+++ The records

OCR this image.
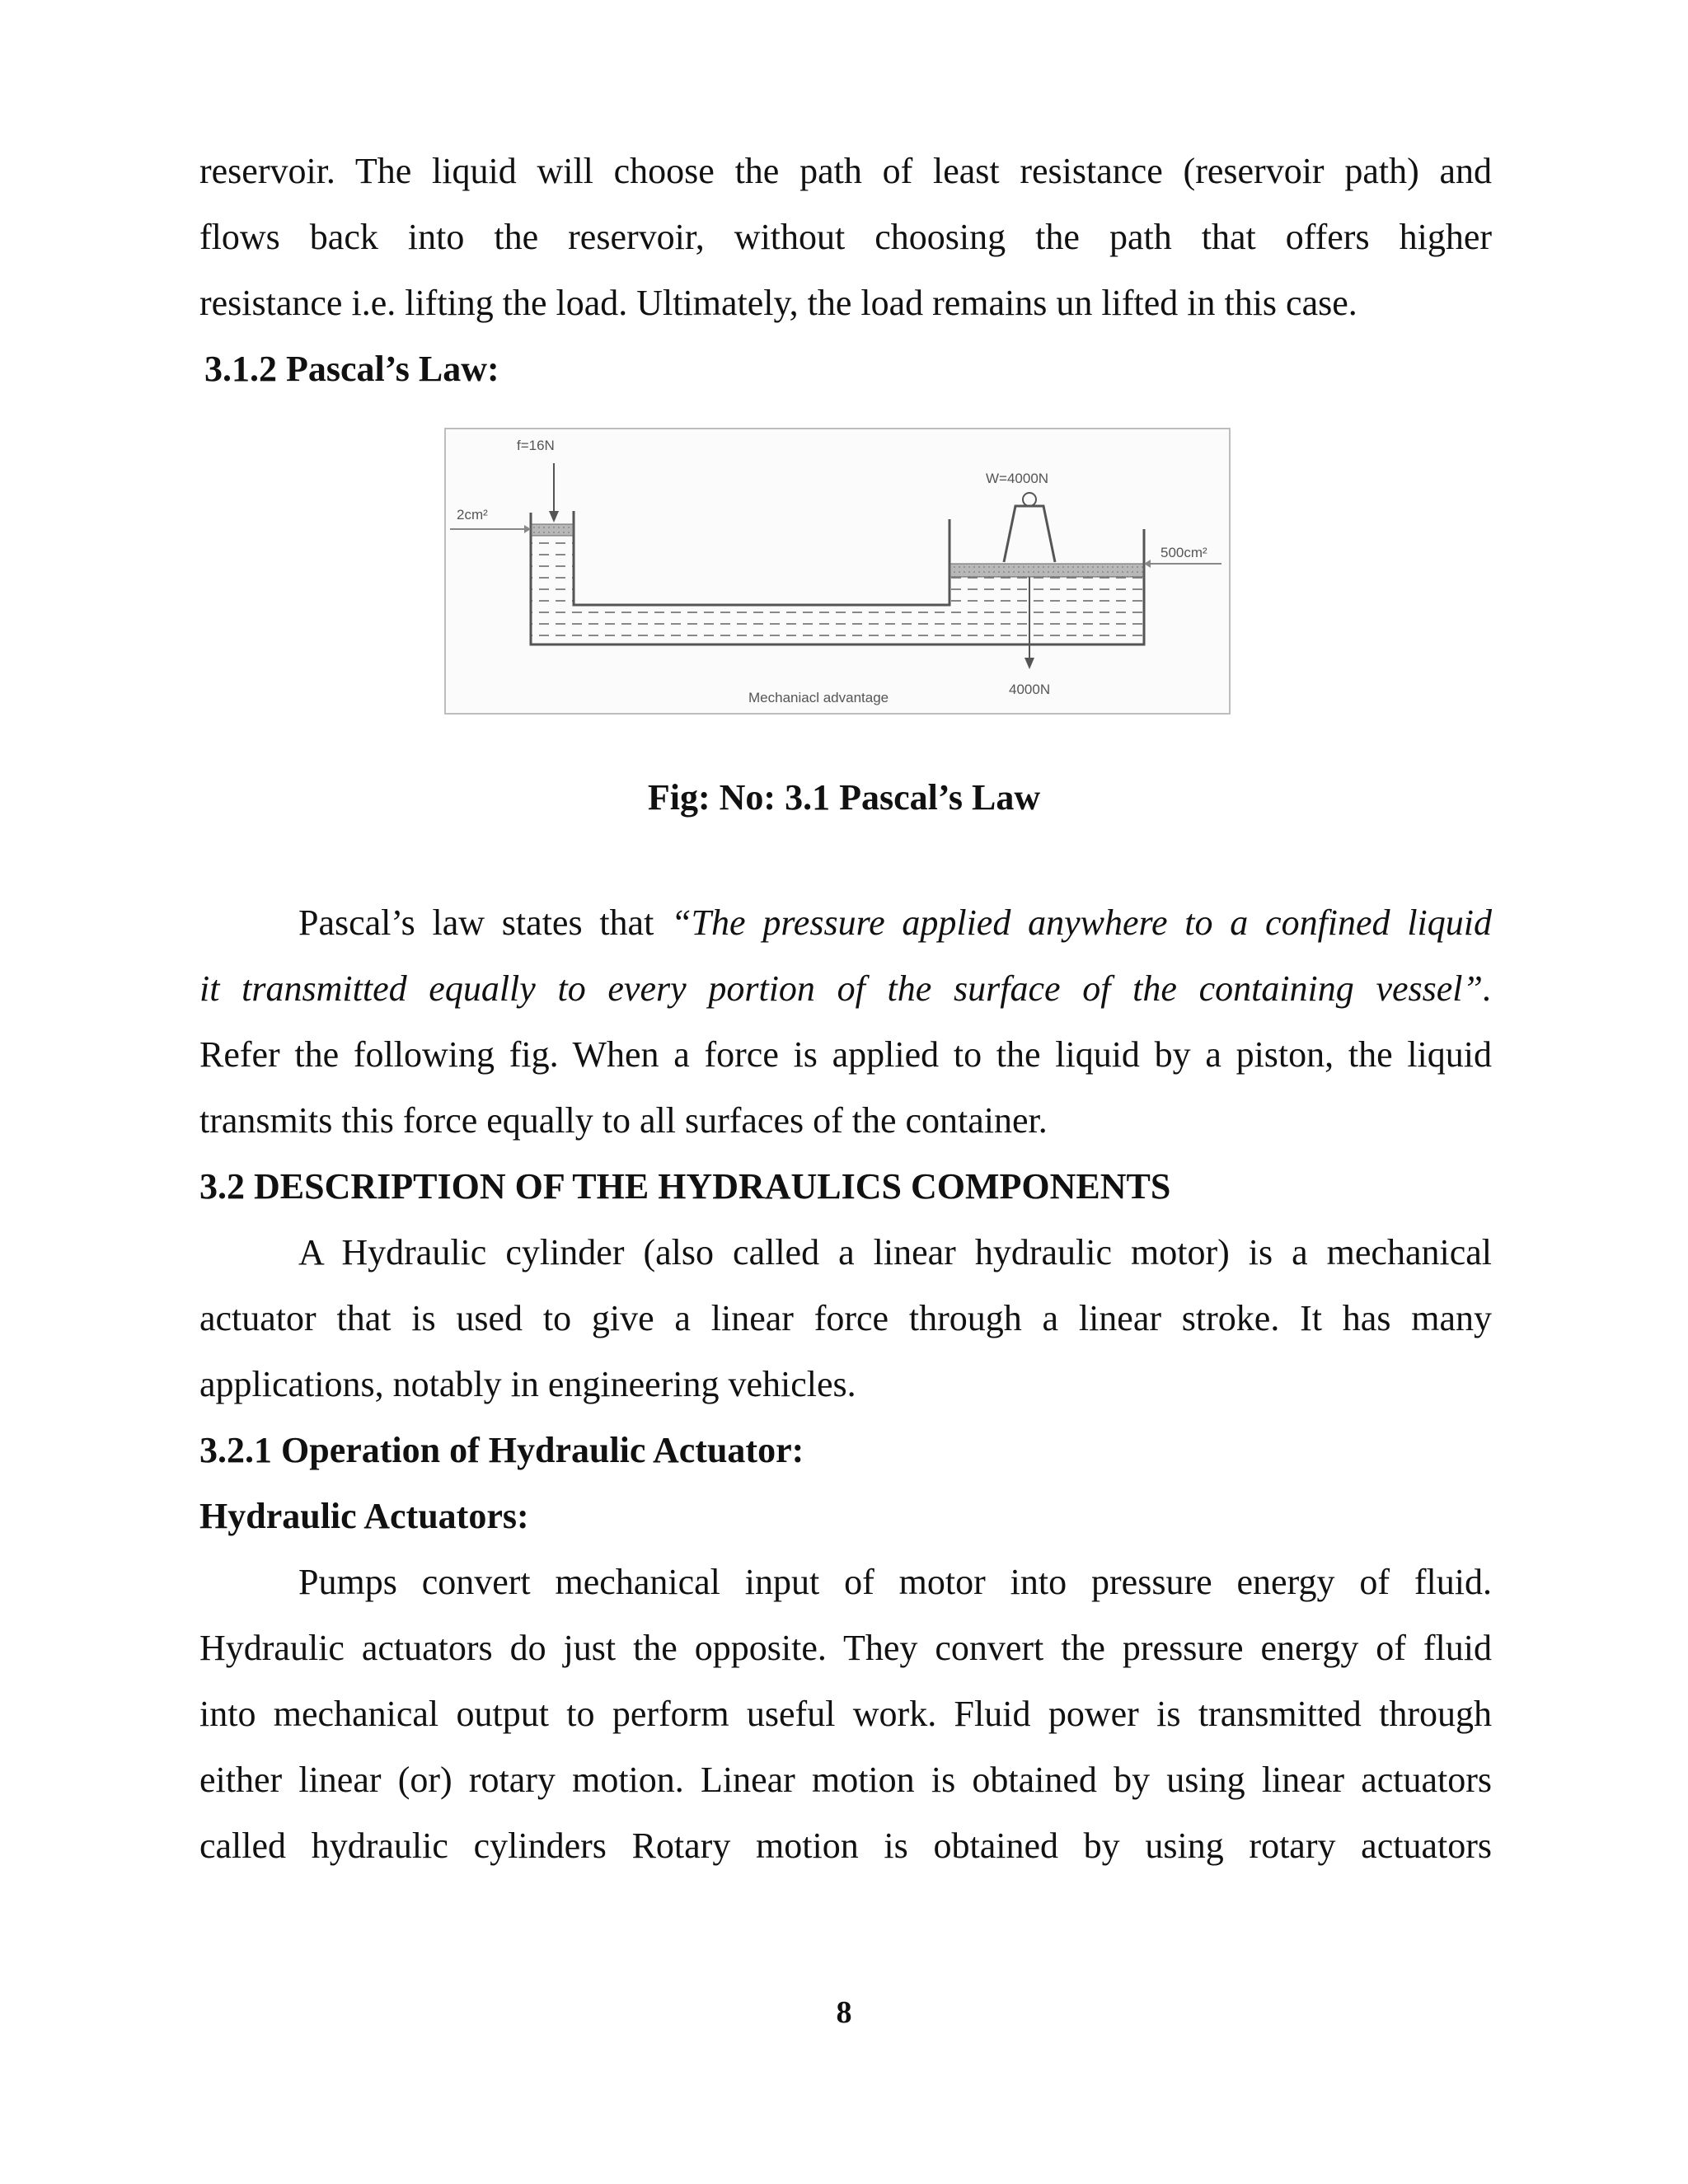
reservoir. The liquid will choose the path of least resistance (reservoir path) and
flows back into the reservoir, without choosing the path that offers higher
resistance i.e. lifting the load. Ultimately, the load remains un lifted in this case.
3.1.2 Pascal’s Law:
f=16N
2cm²
W=4000N
4000N
500cm²
Mechaniacl advantage
Fig: No: 3.1 Pascal’s Law
Pascal’s law states that “The pressure applied anywhere to a confined liquid
it transmitted equally to every portion of the surface of the containing vessel”.
Refer the following fig. When a force is applied to the liquid by a piston, the liquid
transmits this force equally to all surfaces of the container.
3.2 DESCRIPTION OF THE HYDRAULICS COMPONENTS
A Hydraulic cylinder (also called a linear hydraulic motor) is a mechanical
actuator that is used to give a linear force through a linear stroke. It has many
applications, notably in engineering vehicles.
3.2.1 Operation of Hydraulic Actuator:
Hydraulic Actuators:
Pumps convert mechanical input of motor into pressure energy of fluid.
Hydraulic actuators do just the opposite. They convert the pressure energy of fluid
into mechanical output to perform useful work. Fluid power is transmitted through
either linear (or) rotary motion. Linear motion is obtained by using linear actuators
called hydraulic cylinders Rotary motion is obtained by using rotary actuators
8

++++++

**Aim:**
Copy whichever lines in the listing above contain the word "equally".

**Answer to the problem:**
it transmitted equally to every portion of the surface of the containing vessel”.
transmits this force equally to all surfaces of the container.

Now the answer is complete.